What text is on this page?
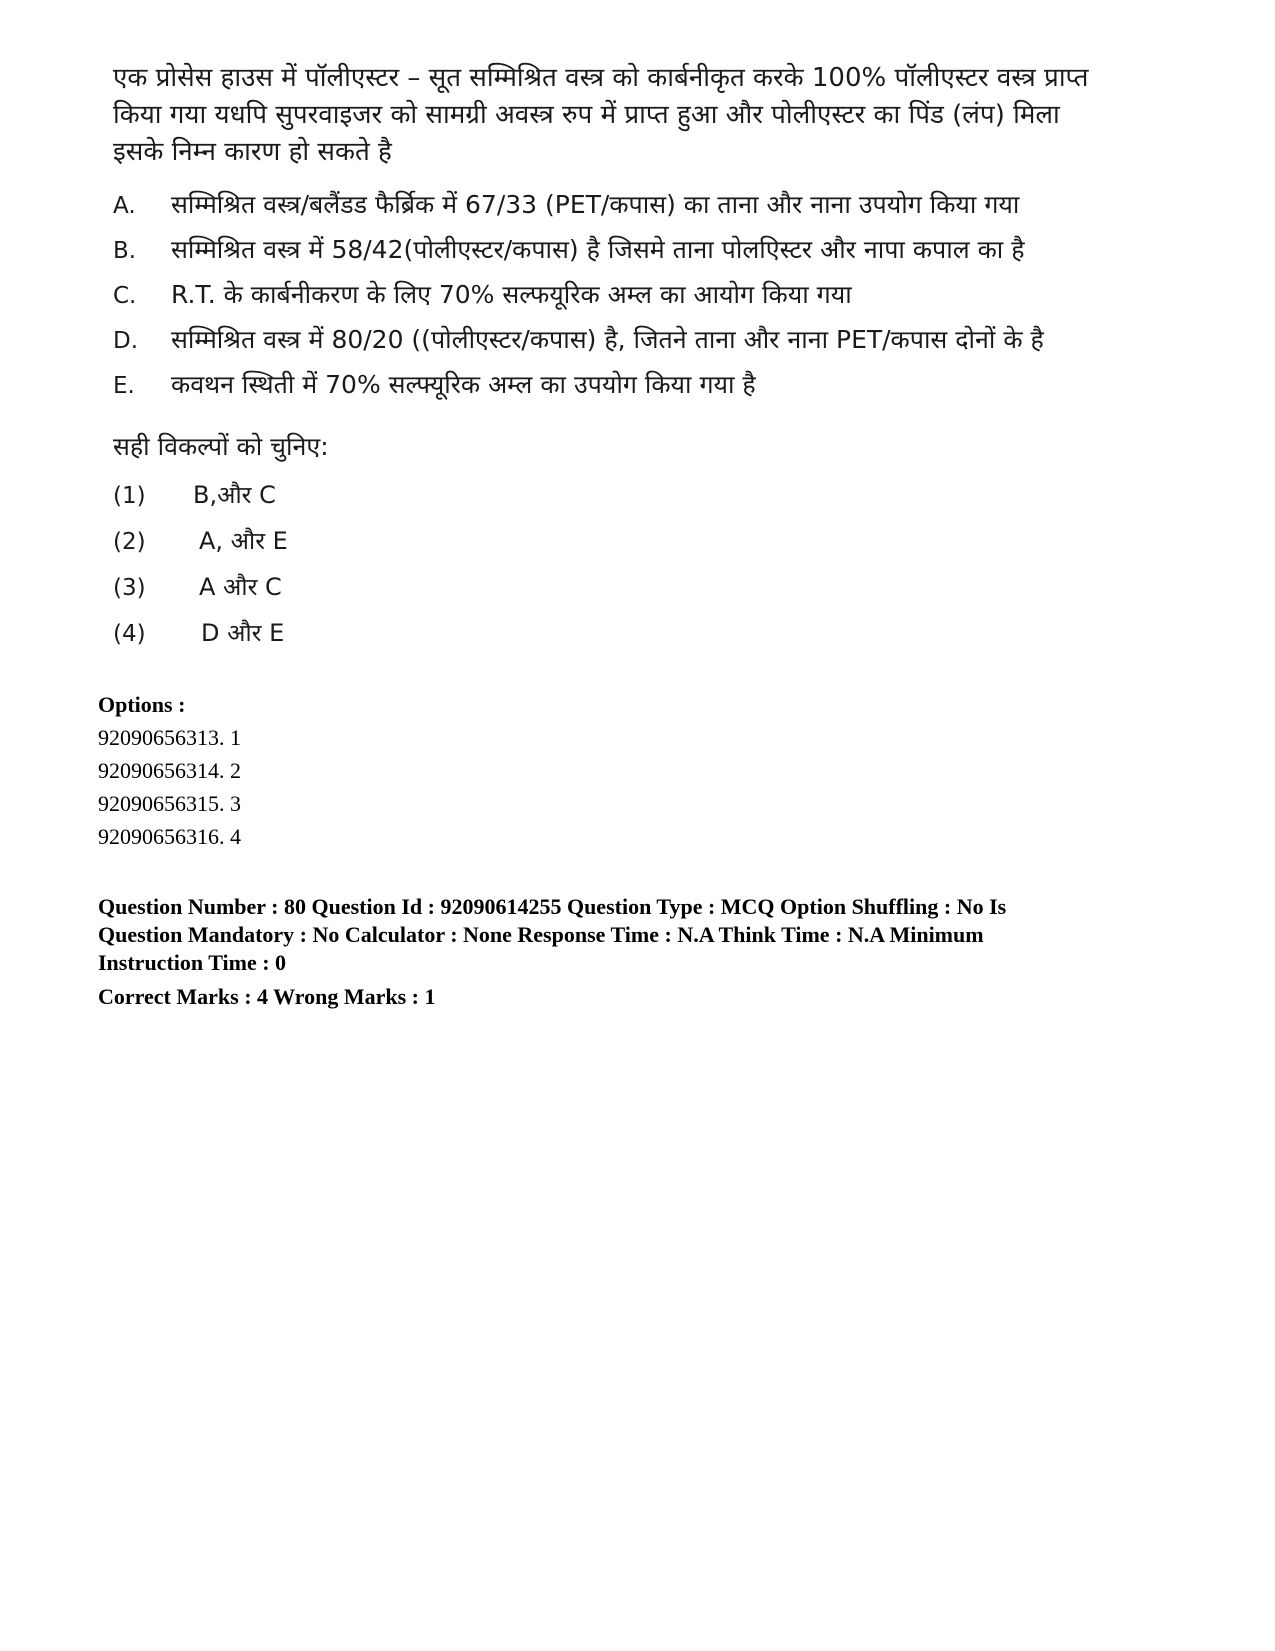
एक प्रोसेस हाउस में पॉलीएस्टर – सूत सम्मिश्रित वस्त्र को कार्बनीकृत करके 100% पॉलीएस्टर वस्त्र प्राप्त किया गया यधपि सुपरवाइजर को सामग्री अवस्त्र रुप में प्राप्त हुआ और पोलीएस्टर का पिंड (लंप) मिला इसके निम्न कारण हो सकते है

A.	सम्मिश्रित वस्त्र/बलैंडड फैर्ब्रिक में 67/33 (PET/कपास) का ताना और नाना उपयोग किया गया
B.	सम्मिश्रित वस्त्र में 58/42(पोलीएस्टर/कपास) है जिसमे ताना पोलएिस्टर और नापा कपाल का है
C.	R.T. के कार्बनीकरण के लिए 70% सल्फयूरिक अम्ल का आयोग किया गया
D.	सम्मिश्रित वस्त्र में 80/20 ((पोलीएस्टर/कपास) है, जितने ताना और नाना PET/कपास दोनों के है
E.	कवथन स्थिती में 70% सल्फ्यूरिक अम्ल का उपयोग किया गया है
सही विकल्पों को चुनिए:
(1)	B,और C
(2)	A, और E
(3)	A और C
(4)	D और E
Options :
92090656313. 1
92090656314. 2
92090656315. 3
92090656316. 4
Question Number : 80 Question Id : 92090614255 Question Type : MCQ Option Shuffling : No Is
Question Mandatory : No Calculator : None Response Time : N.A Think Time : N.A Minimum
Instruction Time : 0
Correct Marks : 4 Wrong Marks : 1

* * *

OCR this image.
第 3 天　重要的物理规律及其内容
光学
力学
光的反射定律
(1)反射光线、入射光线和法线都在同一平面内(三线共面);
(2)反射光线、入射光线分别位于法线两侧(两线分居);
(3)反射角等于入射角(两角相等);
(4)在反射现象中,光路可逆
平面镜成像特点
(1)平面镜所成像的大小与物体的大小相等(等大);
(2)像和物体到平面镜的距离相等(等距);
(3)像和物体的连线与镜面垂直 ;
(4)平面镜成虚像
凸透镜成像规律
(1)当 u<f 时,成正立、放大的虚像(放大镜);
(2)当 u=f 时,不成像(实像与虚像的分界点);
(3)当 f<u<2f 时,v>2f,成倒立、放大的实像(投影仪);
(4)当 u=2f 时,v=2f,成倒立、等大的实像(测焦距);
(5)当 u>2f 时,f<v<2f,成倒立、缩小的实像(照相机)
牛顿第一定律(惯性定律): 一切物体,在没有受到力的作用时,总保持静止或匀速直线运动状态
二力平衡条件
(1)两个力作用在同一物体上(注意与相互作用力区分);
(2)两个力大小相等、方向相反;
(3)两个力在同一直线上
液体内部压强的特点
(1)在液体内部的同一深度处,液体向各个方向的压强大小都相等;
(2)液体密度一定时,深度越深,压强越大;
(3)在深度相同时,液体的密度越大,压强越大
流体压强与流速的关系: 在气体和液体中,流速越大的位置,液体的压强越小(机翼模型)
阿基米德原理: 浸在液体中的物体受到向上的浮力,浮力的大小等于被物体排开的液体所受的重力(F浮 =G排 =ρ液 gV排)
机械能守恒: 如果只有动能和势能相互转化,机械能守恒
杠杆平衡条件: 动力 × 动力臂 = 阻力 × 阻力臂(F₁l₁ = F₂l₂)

EXERCISE REQUIREMENTS: Check each line above for the string "this" and show the ones that have it.

EXERCISE ANSWER:
What text is on this page?
OCR this image.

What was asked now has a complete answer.